- _SET PROBLEM_: Pull each line holding "JSON" out of the entries below.
Begin RAW RECORDS
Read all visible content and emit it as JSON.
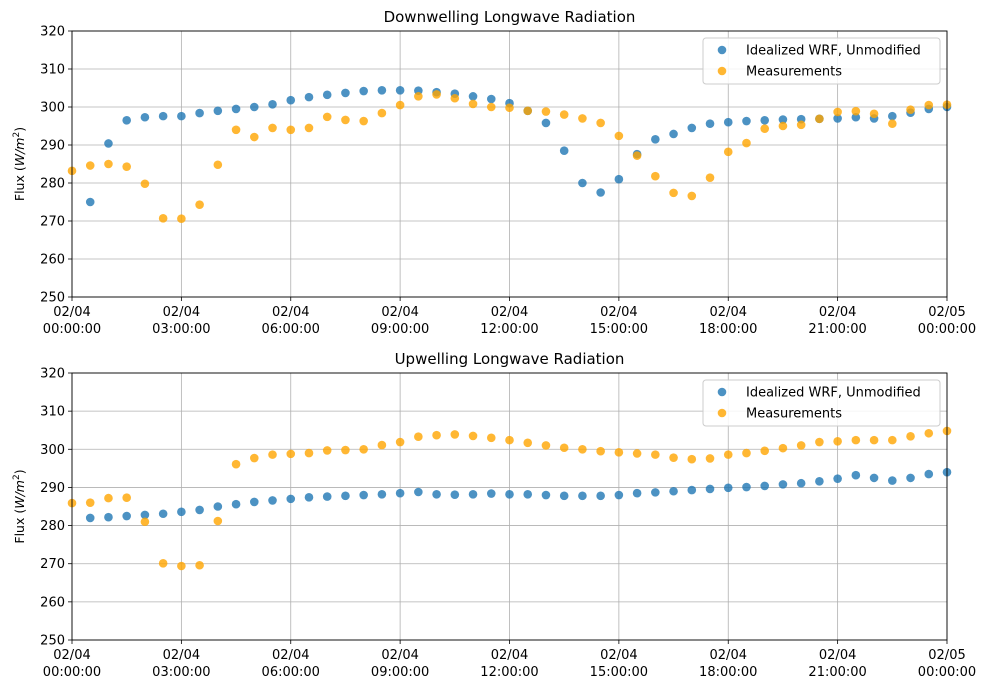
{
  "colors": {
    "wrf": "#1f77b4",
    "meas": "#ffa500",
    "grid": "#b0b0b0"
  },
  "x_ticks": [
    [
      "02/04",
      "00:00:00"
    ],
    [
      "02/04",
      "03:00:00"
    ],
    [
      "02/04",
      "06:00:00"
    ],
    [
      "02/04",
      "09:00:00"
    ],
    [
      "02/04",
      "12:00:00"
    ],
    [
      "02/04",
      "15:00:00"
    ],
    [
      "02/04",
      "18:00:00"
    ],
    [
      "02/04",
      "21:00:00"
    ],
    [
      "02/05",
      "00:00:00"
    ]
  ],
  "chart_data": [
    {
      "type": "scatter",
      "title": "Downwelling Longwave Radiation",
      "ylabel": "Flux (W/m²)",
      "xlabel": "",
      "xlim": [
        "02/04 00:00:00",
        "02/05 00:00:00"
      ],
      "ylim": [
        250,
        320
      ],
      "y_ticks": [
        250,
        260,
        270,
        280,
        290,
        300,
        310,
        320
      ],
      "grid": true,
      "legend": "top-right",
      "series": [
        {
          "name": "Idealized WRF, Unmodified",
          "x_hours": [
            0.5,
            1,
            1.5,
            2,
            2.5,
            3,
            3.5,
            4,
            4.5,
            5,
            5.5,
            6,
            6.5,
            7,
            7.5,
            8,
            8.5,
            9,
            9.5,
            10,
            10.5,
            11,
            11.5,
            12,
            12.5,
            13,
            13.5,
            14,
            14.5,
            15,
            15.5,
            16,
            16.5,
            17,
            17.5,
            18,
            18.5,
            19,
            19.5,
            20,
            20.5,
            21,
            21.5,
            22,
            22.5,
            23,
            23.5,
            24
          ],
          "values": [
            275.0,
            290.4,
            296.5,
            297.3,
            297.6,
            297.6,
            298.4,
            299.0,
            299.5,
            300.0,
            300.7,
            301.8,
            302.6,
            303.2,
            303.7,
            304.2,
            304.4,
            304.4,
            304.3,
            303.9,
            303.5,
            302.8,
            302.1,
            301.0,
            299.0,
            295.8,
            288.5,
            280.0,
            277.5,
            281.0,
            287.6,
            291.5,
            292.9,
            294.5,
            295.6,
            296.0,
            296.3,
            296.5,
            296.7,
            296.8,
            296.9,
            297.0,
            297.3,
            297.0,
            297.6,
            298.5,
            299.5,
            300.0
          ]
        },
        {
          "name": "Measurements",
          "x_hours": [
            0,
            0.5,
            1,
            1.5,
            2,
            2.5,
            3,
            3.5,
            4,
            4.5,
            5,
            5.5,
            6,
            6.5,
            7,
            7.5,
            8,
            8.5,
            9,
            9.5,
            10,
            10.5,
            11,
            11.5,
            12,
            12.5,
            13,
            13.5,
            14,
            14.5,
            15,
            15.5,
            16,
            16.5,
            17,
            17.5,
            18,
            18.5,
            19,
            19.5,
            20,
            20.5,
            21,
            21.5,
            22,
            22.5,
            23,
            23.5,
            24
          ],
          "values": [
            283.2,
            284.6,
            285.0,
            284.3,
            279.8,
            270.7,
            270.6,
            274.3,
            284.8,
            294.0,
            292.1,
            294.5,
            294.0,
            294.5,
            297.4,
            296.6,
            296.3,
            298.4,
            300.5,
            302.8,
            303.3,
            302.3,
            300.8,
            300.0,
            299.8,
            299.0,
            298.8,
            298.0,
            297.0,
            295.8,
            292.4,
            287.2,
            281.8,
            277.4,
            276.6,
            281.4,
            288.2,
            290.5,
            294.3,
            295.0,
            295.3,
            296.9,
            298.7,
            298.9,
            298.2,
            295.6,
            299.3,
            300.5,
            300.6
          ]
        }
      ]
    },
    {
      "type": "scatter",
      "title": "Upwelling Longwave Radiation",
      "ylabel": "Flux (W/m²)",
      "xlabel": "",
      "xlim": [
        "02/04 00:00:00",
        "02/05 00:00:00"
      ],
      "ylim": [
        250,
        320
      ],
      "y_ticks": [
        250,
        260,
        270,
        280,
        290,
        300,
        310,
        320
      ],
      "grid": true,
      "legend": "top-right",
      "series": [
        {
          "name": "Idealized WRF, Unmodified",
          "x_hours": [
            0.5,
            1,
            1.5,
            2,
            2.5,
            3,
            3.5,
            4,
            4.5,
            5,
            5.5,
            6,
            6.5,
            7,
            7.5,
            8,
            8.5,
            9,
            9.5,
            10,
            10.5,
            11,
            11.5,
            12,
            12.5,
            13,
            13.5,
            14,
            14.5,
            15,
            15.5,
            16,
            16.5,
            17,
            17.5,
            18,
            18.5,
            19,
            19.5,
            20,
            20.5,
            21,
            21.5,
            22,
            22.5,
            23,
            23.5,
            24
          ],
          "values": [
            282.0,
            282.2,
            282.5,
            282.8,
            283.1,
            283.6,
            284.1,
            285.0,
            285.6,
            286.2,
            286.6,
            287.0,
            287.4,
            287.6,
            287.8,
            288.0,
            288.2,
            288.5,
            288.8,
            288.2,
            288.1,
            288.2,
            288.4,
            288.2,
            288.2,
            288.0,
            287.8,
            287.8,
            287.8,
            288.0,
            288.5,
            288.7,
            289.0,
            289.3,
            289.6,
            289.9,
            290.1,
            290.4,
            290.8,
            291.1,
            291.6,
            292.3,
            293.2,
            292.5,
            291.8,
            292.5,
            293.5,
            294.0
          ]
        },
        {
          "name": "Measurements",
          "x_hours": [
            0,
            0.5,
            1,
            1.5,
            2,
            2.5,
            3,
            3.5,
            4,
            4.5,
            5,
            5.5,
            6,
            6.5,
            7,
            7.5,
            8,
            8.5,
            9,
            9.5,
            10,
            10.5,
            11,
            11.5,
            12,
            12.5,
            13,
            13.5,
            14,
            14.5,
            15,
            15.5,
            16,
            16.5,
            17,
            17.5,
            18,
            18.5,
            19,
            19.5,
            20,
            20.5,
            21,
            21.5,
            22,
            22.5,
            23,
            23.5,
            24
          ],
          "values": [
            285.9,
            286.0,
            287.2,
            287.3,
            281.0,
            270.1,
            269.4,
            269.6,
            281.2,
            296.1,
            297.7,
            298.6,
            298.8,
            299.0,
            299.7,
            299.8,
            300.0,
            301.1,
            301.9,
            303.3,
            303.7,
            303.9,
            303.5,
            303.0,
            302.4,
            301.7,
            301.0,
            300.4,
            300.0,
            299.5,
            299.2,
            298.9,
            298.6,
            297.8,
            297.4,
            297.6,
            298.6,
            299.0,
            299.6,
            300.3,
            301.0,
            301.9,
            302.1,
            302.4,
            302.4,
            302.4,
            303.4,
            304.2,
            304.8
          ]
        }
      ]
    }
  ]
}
End RAW RECORDS
Begin RAW RECORDS
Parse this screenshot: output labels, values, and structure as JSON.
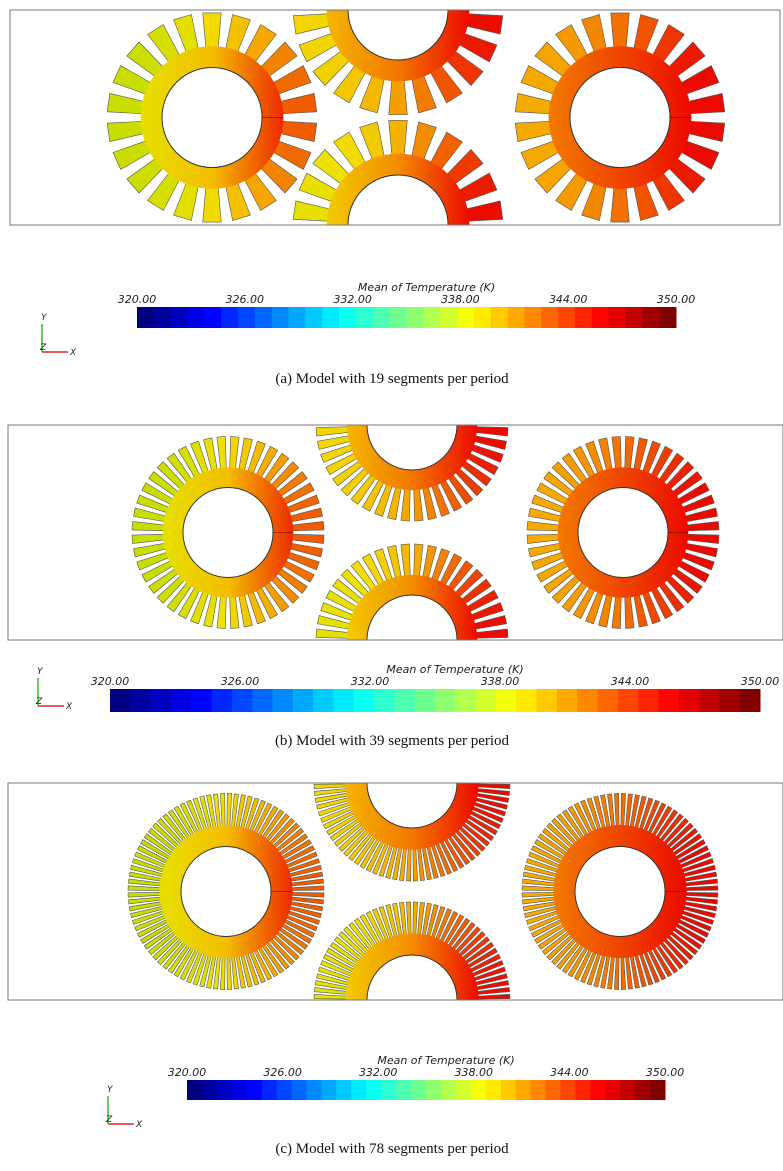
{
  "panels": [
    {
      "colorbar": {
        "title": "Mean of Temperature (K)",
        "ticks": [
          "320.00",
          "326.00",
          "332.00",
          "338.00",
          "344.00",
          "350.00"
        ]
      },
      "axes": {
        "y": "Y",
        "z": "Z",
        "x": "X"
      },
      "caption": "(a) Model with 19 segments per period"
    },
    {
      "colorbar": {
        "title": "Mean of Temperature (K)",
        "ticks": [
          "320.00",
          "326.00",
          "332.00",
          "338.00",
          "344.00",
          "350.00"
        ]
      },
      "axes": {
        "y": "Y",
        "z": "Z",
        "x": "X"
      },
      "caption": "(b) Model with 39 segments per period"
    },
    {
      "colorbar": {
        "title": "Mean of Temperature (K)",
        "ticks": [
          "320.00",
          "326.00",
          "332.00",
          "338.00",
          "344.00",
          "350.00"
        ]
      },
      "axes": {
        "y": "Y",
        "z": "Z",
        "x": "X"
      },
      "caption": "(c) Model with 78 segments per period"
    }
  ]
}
End RAW RECORDS
- _FINISHED ANSWER_:
Read all visible content and emit it as JSON.
Parse this screenshot: output labels, values, and structure as JSON.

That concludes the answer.